**TASK DETAILS**
Word for word, set down the records and skip each picture.

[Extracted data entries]
-.-.-
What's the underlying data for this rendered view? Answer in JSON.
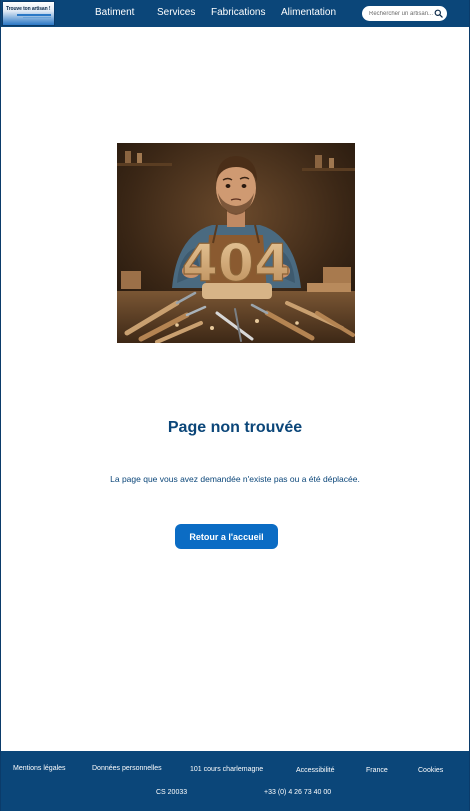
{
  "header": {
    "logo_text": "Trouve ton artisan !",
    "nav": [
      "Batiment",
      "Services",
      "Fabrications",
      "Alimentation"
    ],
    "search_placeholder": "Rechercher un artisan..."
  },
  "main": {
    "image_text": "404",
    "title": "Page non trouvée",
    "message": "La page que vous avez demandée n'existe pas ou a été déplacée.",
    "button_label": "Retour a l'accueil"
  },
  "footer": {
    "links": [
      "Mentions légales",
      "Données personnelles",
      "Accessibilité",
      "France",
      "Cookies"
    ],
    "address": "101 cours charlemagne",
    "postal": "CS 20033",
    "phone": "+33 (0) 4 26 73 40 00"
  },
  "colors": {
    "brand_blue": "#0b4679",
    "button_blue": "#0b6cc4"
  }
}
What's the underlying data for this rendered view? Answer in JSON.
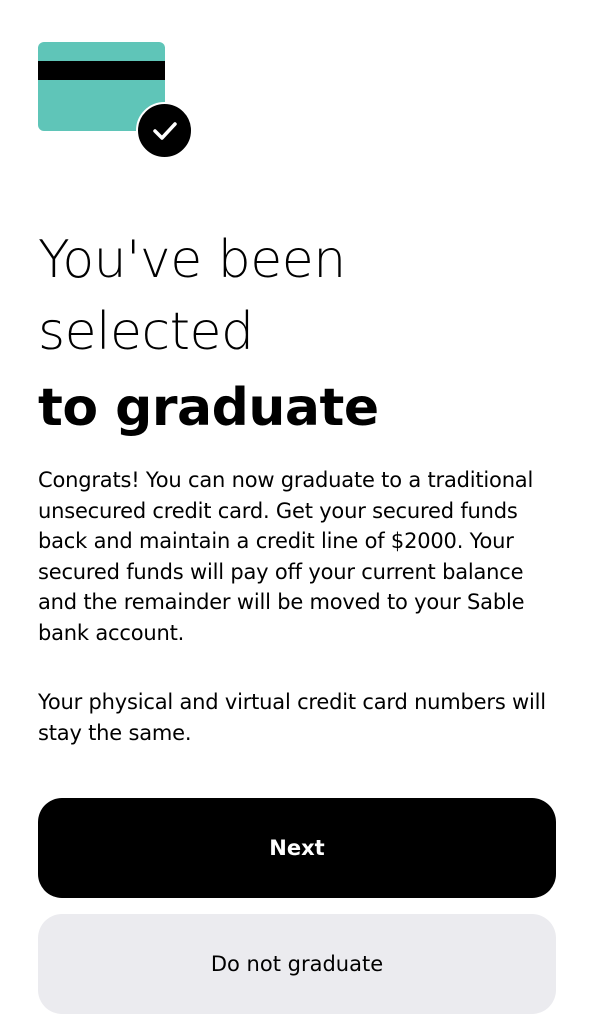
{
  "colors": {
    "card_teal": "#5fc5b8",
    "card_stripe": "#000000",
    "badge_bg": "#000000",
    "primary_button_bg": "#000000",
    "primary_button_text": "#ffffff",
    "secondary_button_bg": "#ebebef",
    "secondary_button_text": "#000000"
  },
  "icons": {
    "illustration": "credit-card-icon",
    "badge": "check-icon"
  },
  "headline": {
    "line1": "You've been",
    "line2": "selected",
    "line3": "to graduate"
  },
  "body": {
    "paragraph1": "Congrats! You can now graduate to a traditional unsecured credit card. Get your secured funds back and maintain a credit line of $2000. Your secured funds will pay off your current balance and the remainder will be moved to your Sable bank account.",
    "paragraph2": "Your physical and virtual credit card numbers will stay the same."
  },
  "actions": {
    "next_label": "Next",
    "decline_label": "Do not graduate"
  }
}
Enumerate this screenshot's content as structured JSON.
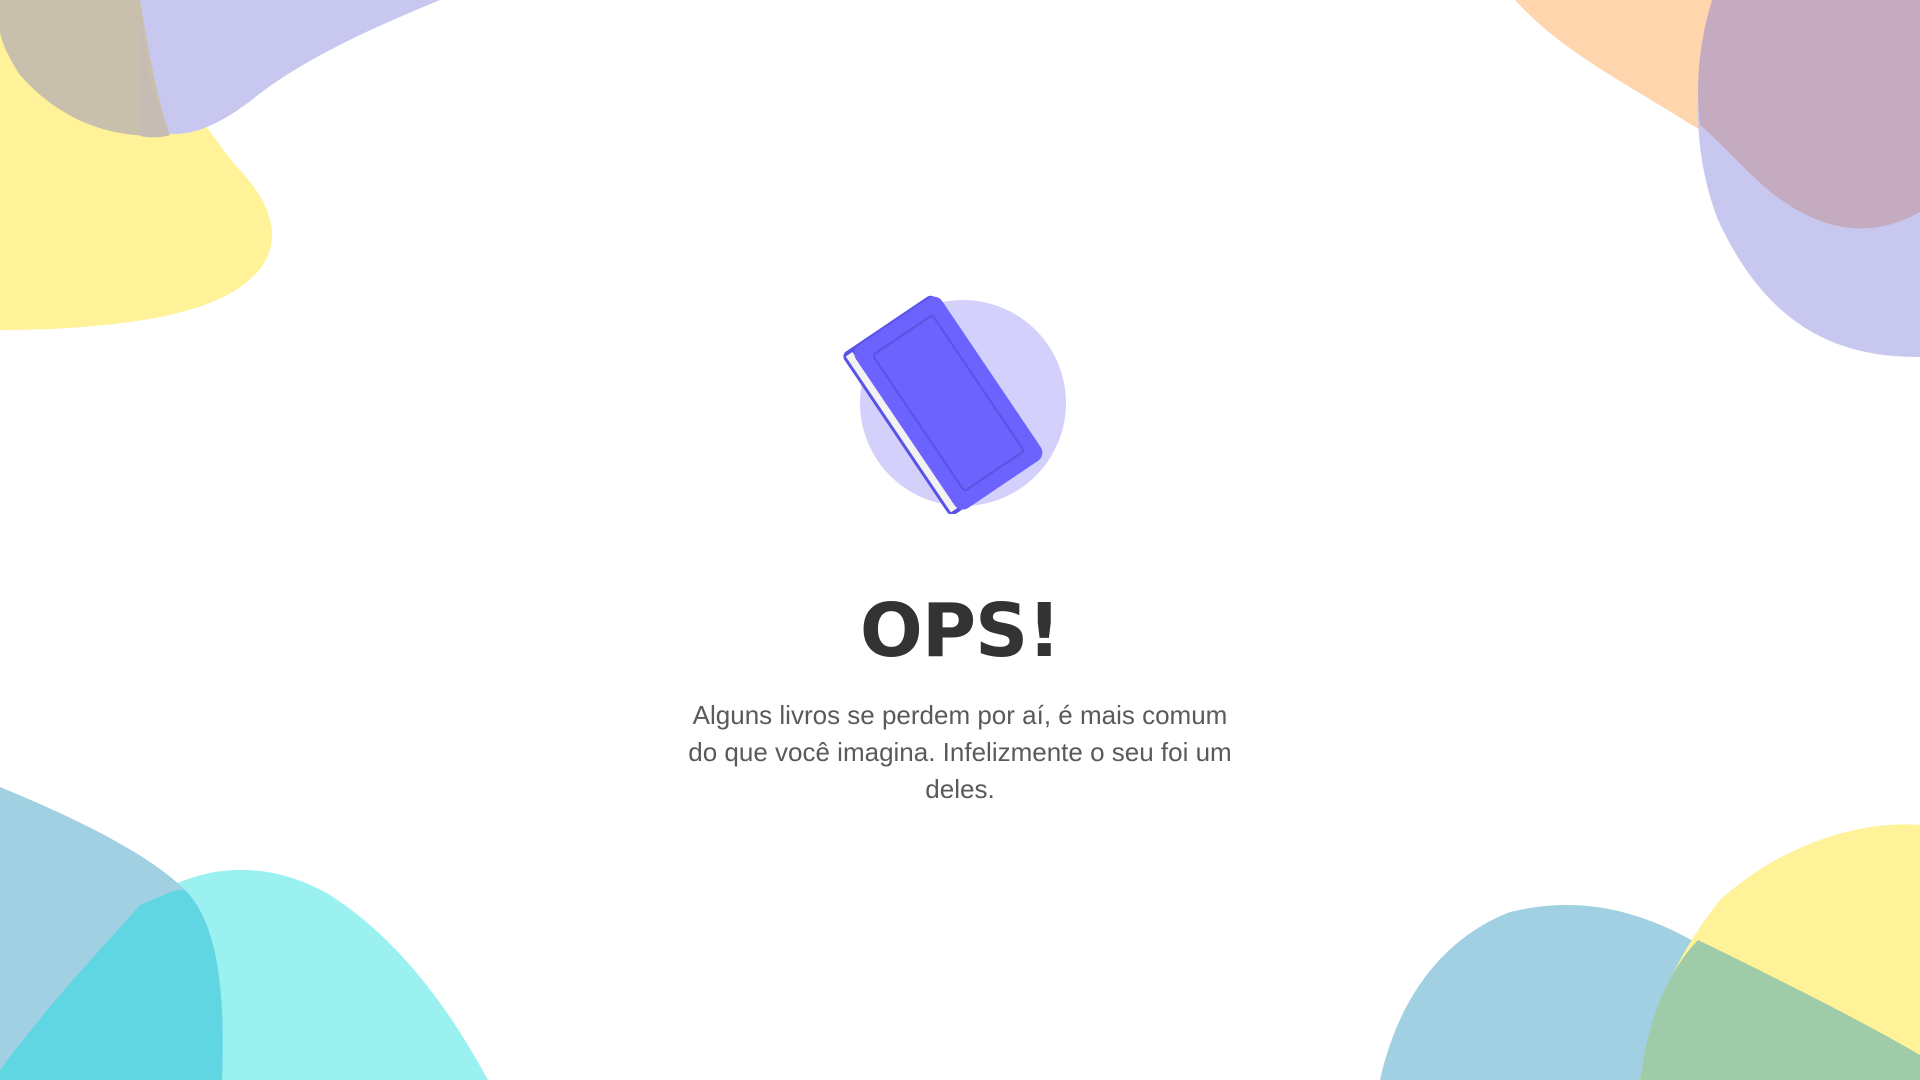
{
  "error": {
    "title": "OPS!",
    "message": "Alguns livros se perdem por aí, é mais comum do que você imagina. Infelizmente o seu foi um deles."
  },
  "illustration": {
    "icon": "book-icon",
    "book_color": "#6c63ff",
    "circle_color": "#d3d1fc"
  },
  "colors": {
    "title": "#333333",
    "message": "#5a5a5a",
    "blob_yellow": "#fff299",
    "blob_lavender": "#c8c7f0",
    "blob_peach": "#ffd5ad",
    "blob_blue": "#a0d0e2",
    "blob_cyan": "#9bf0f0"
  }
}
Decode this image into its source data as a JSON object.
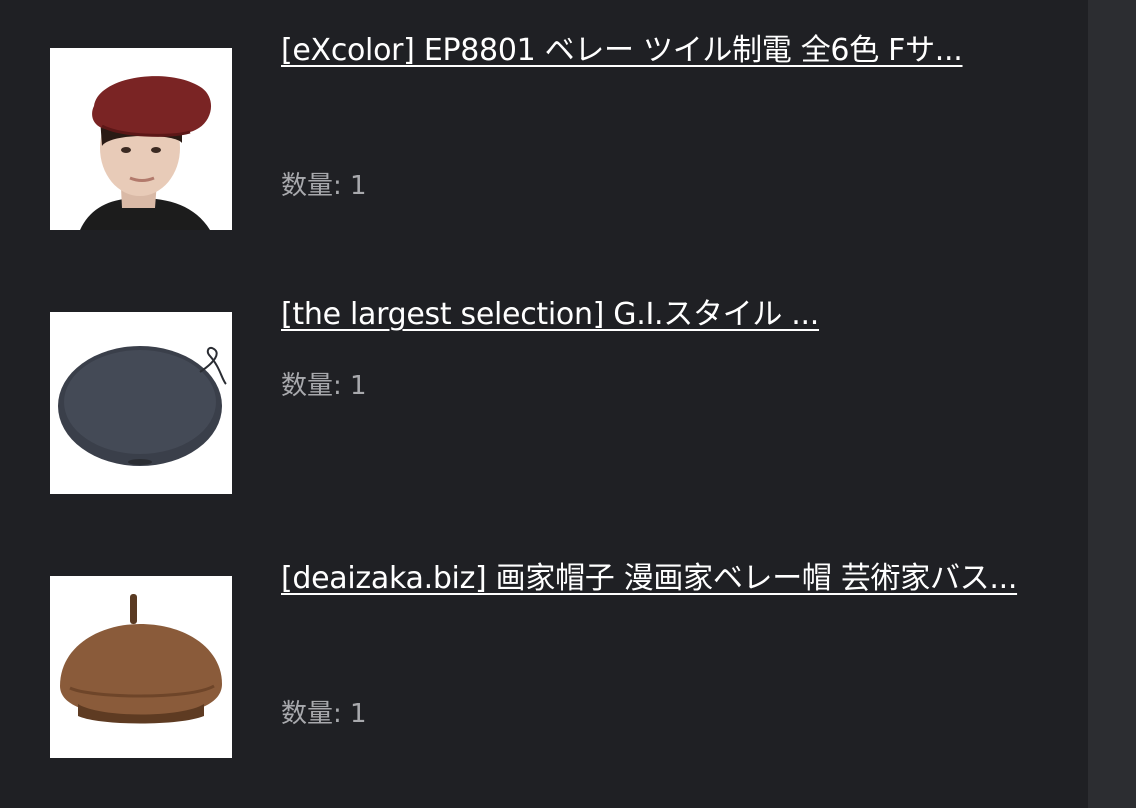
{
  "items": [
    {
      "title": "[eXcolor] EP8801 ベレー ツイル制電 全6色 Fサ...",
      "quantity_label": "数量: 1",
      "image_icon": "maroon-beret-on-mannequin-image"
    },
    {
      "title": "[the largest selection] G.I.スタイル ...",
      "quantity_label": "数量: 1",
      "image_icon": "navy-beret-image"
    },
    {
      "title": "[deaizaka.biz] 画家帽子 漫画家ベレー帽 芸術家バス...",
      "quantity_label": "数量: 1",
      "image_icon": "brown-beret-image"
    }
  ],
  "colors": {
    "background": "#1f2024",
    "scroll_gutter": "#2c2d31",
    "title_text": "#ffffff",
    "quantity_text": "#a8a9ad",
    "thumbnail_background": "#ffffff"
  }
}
-.-.-
**FULL RESPONSE**
What's the underlying data for this rendered view? Answer in JSON.
{
  "header": {
    "logo_text": "Trouve ton artisan !",
    "nav": [
      "Batiment",
      "Services",
      "Fabrications",
      "Alimentation"
    ],
    "search_placeholder": "Rechercher un artisan..."
  },
  "main": {
    "image_text": "404",
    "title": "Page non trouvée",
    "message": "La page que vous avez demandée n'existe pas ou a été déplacée.",
    "button_label": "Retour a l'accueil"
  },
  "footer": {
    "links": [
      "Mentions légales",
      "Données personnelles",
      "Accessibilité",
      "France",
      "Cookies"
    ],
    "address": "101 cours charlemagne",
    "postal": "CS 20033",
    "phone": "+33 (0) 4 26 73 40 00"
  },
  "colors": {
    "brand_blue": "#0b4679",
    "button_blue": "#0b6cc4"
  }
}
What's the underlying data for this rendered view? Answer in JSON.
{
  "colors": {
    "card_teal": "#5fc5b8",
    "card_stripe": "#000000",
    "badge_bg": "#000000",
    "primary_button_bg": "#000000",
    "primary_button_text": "#ffffff",
    "secondary_button_bg": "#ebebef",
    "secondary_button_text": "#000000"
  },
  "icons": {
    "illustration": "credit-card-icon",
    "badge": "check-icon"
  },
  "headline": {
    "line1": "You've been",
    "line2": "selected",
    "line3": "to graduate"
  },
  "body": {
    "paragraph1": "Congrats! You can now graduate to a traditional unsecured credit card. Get your secured funds back and maintain a credit line of $2000. Your secured funds will pay off your current balance and the remainder will be moved to your Sable bank account.",
    "paragraph2": "Your physical and virtual credit card numbers will stay the same."
  },
  "actions": {
    "next_label": "Next",
    "decline_label": "Do not graduate"
  }
}
Enumerate this screenshot's content as structured JSON.
{
  "error": {
    "title": "OPS!",
    "message": "Alguns livros se perdem por aí, é mais comum do que você imagina. Infelizmente o seu foi um deles."
  },
  "illustration": {
    "icon": "book-icon",
    "book_color": "#6c63ff",
    "circle_color": "#d3d1fc"
  },
  "colors": {
    "title": "#333333",
    "message": "#5a5a5a",
    "blob_yellow": "#fff299",
    "blob_lavender": "#c8c7f0",
    "blob_peach": "#ffd5ad",
    "blob_blue": "#a0d0e2",
    "blob_cyan": "#9bf0f0"
  }
}
Decode this image into its source data as a JSON object.
{
  "items": [
    {
      "title": "[eXcolor] EP8801 ベレー ツイル制電 全6色 Fサ...",
      "quantity_label": "数量: 1",
      "image_icon": "maroon-beret-on-mannequin-image"
    },
    {
      "title": "[the largest selection] G.I.スタイル ...",
      "quantity_label": "数量: 1",
      "image_icon": "navy-beret-image"
    },
    {
      "title": "[deaizaka.biz] 画家帽子 漫画家ベレー帽 芸術家バス...",
      "quantity_label": "数量: 1",
      "image_icon": "brown-beret-image"
    }
  ],
  "colors": {
    "background": "#1f2024",
    "scroll_gutter": "#2c2d31",
    "title_text": "#ffffff",
    "quantity_text": "#a8a9ad",
    "thumbnail_background": "#ffffff"
  }
}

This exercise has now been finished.